● WORK TO COMPLETE
Answer with one number: the count of lines in this material that hold the word "text".

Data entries
· · · · · · ·
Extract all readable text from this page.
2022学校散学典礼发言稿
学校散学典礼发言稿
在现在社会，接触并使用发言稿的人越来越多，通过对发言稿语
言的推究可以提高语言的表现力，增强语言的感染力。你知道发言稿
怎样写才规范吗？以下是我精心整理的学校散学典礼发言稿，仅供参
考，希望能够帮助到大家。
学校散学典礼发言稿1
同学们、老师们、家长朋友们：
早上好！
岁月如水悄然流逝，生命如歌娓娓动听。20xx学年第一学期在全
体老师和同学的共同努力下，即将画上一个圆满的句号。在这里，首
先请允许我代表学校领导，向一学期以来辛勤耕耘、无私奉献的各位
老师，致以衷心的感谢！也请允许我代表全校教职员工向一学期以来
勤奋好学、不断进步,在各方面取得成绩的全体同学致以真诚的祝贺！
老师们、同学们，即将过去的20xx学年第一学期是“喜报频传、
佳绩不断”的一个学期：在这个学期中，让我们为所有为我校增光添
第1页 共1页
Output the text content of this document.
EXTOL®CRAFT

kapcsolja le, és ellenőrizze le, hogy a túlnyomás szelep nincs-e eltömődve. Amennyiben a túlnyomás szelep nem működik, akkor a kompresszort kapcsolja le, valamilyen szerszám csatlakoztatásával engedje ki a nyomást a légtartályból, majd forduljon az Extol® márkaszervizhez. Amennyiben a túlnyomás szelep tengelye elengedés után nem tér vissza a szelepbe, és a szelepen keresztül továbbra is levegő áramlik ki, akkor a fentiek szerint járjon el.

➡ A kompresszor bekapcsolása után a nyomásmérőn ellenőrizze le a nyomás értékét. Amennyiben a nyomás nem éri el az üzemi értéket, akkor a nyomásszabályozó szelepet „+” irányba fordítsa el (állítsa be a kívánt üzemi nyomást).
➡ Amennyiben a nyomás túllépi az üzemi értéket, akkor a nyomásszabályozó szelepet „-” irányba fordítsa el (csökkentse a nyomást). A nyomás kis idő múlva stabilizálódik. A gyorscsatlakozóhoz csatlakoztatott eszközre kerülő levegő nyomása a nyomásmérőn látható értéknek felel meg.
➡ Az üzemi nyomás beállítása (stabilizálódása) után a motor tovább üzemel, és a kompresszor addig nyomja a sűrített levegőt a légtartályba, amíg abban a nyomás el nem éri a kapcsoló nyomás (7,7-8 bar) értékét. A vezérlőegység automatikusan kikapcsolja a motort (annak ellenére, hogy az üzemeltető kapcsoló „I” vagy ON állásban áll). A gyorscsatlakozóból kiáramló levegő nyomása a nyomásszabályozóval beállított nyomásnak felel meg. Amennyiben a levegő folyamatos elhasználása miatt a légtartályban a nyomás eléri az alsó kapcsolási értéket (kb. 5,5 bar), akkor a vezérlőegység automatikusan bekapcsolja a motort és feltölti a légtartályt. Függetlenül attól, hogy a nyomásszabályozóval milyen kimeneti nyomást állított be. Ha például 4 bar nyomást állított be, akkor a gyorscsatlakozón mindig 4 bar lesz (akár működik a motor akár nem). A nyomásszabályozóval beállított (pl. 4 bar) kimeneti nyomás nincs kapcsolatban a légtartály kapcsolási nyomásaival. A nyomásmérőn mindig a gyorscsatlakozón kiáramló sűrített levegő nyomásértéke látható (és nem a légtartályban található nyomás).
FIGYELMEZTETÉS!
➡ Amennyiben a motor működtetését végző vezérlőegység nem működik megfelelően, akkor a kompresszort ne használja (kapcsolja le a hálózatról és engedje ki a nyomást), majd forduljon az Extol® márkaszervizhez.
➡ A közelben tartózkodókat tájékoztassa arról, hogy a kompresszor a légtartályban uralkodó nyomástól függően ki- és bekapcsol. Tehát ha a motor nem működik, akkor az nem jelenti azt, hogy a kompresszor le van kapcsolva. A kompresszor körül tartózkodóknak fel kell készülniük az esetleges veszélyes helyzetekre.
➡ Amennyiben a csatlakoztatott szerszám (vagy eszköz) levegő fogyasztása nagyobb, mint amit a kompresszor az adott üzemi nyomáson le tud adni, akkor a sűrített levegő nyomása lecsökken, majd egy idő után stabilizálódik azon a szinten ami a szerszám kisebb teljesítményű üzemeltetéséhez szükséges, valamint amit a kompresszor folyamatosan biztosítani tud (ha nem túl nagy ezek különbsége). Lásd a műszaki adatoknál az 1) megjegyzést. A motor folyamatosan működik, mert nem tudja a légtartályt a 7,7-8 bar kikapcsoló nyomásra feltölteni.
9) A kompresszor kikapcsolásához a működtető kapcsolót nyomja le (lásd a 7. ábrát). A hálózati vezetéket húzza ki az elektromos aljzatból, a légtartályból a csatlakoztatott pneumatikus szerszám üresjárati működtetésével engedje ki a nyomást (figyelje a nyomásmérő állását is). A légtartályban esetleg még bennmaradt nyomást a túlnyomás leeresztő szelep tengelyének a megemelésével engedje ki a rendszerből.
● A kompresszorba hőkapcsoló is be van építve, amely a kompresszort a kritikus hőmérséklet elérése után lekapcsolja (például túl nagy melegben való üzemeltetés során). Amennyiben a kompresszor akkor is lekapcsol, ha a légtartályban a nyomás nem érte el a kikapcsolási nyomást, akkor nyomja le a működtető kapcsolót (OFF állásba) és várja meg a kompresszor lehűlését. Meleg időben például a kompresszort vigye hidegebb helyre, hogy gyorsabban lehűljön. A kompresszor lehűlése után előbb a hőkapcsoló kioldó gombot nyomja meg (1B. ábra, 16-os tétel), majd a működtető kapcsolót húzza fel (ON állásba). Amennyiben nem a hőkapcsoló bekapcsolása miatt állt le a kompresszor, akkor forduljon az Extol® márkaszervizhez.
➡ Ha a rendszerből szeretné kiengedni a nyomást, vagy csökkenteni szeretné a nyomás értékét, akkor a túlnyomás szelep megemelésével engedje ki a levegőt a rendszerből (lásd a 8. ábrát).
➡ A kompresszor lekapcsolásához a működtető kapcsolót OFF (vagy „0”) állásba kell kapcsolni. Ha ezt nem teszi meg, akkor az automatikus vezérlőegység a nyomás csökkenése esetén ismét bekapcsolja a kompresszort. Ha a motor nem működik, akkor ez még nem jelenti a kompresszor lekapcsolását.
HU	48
· · · · · · ·
● ANSWER FOR THE TASK
2